→ Given request A:
In the news excerpt, transcribe the part that opens with the words containing "Analysts pointed to" and closes with "of foreign outflows.".
→ Given request B:
Answer these questions from the news excerpt:
(i) What net inflows does it report for October 2025?
(ii) What is the approximate total of foreign portfolio investment outflows for 2025?
(iii) What share of India's installed power generation capacity now comes from non-fossil fuel?

→ Page:
------------------------------

Here is how net flows have moved in recent months:
• November 2025: net outflows of Rs 3,765 crore
• October 2025: net inflows of Rs 14,610 crore
Total foreign portfolio investment (FPI) outflows for 2025 now stand at about Rs 1.55 lakh crore.
Analysts pointed to sharp rupee depreciation and year-end portfolio repositioning by global funds as the main triggers for the renewed selling. VK Vijayakumar, Chief Investment Strategist at Geojit Financial Services told PTI that weakening currency and overall global uncertainty have shaken foreign investor confidence. Meanwhile, Vaqarjaved Khan, Senior Fundamental Analyst at Angel One, added that delays in global trade deal finalisations have dampened the sentiment further.
Still, domestic institutional investors continue to support markets, helping cushion some of the impact of foreign outflows.
Half Of Power Capacity Is Green
As much as 50% of India’s installed power generation capacity now comes from non-fossil fuel, five years ahead of the target, as per a release by the Ministry of New and Renewable Energy (MNRE).

------------------------------

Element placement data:

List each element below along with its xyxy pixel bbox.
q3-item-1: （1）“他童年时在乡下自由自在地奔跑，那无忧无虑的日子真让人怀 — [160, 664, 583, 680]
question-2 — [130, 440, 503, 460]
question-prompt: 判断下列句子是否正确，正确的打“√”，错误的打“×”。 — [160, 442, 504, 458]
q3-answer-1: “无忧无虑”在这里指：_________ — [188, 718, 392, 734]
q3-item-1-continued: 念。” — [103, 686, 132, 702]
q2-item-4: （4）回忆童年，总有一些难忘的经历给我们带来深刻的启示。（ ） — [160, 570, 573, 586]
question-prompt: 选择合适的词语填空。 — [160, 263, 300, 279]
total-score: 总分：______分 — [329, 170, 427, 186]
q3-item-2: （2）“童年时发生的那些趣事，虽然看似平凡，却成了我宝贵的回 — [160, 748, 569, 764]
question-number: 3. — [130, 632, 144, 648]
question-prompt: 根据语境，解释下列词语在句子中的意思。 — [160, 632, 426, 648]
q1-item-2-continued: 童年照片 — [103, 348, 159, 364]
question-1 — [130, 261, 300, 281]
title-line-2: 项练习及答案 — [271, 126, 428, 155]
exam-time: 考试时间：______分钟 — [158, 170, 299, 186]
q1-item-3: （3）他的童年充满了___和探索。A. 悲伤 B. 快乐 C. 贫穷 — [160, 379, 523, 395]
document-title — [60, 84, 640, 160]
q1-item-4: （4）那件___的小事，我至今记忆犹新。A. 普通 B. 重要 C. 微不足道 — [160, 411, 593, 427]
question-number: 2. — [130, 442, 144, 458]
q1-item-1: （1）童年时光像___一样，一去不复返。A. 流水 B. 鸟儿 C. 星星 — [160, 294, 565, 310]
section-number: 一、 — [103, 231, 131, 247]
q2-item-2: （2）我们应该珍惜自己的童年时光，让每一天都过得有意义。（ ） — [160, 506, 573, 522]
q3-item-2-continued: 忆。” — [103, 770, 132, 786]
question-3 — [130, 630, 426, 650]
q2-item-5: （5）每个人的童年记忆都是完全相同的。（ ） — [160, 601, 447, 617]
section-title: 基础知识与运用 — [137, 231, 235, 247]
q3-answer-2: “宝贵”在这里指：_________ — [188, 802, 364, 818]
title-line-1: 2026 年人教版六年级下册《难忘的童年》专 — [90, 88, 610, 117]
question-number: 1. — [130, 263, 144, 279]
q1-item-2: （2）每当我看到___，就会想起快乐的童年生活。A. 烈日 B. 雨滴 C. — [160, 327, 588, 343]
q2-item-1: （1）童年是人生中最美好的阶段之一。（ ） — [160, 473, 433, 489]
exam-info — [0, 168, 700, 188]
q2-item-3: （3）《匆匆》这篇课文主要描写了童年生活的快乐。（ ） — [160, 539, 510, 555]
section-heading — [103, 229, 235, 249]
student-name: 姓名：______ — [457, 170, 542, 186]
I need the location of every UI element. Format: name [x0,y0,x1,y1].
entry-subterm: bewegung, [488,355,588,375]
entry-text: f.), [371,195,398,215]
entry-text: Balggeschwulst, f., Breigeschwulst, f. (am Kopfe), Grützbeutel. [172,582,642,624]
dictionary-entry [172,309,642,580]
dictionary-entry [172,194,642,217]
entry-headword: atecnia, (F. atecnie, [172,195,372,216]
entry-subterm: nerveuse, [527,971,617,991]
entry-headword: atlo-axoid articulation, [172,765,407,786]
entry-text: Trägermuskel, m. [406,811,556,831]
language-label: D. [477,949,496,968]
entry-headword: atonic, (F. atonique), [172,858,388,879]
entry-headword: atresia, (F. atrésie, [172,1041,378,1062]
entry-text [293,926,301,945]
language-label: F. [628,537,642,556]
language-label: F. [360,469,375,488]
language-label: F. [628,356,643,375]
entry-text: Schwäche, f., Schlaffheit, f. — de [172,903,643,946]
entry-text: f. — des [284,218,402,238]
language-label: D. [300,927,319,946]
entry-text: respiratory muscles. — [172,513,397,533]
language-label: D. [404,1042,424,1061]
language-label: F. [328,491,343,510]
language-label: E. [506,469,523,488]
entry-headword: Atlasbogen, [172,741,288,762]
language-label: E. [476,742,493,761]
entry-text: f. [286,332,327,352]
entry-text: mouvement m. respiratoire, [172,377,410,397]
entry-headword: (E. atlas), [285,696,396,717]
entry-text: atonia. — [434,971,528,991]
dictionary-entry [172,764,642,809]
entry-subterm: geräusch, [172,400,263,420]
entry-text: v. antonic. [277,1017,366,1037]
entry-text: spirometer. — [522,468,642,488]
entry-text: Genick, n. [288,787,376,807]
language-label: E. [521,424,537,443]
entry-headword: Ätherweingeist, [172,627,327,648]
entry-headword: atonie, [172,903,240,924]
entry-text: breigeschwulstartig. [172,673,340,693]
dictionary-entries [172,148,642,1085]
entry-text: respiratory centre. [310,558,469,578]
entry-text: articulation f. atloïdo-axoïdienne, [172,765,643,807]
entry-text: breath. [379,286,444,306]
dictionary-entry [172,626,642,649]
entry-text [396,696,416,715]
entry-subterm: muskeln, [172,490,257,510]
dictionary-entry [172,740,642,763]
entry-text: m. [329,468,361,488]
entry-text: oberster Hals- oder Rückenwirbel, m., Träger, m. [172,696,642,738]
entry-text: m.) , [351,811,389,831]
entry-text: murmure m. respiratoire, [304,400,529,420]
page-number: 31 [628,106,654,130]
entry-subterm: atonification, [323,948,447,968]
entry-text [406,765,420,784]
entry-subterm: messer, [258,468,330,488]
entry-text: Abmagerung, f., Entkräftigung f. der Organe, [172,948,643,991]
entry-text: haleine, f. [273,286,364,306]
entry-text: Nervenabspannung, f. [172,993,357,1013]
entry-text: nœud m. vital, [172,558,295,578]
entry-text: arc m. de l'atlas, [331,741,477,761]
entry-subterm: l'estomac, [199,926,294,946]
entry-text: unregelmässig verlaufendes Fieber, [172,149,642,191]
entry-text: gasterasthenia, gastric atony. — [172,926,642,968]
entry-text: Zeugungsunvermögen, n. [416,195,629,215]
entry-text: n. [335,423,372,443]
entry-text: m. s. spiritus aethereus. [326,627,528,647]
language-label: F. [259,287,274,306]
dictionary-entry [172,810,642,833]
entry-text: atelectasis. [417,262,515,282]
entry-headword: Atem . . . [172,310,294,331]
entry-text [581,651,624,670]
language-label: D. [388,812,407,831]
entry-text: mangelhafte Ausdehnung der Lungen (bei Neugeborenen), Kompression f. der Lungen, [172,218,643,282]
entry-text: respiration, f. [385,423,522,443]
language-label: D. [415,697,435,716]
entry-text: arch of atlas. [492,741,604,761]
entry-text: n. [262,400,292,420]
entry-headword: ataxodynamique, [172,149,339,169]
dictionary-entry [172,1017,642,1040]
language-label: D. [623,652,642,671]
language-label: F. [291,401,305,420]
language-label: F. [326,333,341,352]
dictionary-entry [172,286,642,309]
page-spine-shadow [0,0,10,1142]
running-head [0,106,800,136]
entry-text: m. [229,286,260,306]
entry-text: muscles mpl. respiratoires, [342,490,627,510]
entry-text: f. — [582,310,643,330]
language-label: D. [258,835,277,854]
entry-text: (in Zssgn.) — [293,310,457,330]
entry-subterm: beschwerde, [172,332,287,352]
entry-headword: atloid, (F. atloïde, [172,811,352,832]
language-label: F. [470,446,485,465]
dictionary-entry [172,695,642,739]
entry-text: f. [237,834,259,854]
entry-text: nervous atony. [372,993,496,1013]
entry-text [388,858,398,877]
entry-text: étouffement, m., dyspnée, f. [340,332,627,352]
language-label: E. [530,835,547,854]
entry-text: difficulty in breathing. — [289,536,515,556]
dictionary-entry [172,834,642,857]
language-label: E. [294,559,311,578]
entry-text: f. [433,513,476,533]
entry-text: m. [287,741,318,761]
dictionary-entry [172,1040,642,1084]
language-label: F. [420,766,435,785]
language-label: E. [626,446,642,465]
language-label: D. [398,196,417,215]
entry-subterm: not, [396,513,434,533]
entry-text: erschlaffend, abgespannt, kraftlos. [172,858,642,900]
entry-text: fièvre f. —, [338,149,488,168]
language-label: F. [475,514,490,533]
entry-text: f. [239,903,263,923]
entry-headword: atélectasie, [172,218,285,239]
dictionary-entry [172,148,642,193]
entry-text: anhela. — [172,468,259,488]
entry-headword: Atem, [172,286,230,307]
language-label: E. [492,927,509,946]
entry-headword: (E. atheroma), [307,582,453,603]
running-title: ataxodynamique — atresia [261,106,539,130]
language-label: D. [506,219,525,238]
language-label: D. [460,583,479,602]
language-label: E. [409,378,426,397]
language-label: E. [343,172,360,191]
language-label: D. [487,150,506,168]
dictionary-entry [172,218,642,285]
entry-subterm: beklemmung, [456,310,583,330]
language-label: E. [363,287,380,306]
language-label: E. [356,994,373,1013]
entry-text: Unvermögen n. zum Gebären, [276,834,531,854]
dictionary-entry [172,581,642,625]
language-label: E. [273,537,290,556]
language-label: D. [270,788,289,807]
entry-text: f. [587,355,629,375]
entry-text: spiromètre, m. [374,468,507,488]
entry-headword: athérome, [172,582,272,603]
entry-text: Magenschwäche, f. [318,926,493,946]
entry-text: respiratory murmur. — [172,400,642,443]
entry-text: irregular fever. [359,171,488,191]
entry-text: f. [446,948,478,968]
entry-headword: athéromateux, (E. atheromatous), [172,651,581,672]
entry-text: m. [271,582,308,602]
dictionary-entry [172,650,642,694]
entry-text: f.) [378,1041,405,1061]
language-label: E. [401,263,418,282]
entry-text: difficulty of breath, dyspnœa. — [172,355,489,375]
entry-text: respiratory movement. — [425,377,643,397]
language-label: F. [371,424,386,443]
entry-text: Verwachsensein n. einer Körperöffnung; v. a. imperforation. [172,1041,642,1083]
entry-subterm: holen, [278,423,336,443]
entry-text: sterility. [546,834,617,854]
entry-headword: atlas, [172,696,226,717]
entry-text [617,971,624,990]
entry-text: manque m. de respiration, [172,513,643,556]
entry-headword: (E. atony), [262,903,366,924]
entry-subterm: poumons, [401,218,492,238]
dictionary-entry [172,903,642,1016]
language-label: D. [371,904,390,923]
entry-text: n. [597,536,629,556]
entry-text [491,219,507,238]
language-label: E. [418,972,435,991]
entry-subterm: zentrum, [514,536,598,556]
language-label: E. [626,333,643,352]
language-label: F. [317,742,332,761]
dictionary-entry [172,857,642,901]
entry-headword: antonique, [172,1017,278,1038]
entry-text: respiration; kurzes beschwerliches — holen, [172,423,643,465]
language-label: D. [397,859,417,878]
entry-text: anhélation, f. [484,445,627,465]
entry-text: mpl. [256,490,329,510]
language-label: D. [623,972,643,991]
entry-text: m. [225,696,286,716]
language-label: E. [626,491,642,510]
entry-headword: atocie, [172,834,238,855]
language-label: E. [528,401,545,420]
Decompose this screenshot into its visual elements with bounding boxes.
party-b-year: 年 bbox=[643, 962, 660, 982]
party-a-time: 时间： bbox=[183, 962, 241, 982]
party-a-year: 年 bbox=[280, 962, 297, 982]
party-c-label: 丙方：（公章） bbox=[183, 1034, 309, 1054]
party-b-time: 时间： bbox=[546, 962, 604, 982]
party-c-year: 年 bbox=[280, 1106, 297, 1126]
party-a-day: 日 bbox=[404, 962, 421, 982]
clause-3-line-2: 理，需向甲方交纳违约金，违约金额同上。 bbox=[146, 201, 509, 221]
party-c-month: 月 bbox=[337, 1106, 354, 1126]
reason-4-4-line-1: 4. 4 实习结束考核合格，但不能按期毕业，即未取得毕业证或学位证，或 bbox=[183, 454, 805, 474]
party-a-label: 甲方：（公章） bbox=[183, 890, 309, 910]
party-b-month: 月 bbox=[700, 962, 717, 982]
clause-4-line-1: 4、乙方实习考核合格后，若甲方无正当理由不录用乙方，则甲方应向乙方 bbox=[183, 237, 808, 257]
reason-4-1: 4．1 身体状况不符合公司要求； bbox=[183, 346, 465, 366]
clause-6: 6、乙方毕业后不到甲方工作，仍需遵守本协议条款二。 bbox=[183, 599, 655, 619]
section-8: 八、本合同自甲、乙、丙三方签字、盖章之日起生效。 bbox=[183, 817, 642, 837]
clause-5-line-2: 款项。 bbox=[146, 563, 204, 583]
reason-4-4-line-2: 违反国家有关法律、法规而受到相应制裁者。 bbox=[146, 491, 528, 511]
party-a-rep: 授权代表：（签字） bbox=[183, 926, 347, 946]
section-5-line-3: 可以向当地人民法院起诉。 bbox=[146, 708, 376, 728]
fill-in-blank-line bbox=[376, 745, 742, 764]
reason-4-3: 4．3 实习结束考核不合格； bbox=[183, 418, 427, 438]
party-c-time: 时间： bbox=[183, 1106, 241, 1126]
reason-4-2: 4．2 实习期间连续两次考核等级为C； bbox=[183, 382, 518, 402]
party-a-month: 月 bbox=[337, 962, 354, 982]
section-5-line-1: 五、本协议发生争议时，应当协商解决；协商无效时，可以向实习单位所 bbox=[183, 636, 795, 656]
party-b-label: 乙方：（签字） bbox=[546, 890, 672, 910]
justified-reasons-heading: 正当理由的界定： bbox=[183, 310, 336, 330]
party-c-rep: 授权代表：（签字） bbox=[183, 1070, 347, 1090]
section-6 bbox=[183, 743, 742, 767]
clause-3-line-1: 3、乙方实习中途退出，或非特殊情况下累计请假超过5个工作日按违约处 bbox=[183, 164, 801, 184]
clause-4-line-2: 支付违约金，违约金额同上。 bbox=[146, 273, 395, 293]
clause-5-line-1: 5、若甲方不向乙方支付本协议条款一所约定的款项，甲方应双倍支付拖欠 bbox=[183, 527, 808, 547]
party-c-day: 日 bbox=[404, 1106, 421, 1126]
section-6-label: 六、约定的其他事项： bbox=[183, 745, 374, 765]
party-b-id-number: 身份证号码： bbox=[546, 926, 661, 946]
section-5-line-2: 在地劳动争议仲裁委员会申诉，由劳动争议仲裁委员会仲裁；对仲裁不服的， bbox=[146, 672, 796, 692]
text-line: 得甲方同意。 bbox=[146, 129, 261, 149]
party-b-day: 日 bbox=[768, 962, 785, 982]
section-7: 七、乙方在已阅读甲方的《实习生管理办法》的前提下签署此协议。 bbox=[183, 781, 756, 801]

------------------------------

→ Complete answer A:
Analysts pointed to sharp rupee depreciation and year-end portfolio repositioning by global funds as the main triggers for the renewed selling. VK Vijayakumar, Chief Investment Strategist at Geojit Financial Services told PTI that weakening currency and overall global uncertainty have shaken foreign investor confidence. Meanwhile, Vaqarjaved Khan, Senior Fundamental Analyst at Angel One, added that delays in global trade deal finalisations have dampened the sentiment further.
Still, domestic institutional investors continue to support markets, helping cushion some of the impact of foreign outflows.

→ Complete answer B:
(i) Rs 14,610 crore
(ii) About Rs 1.55 lakh crore
(iii) 50%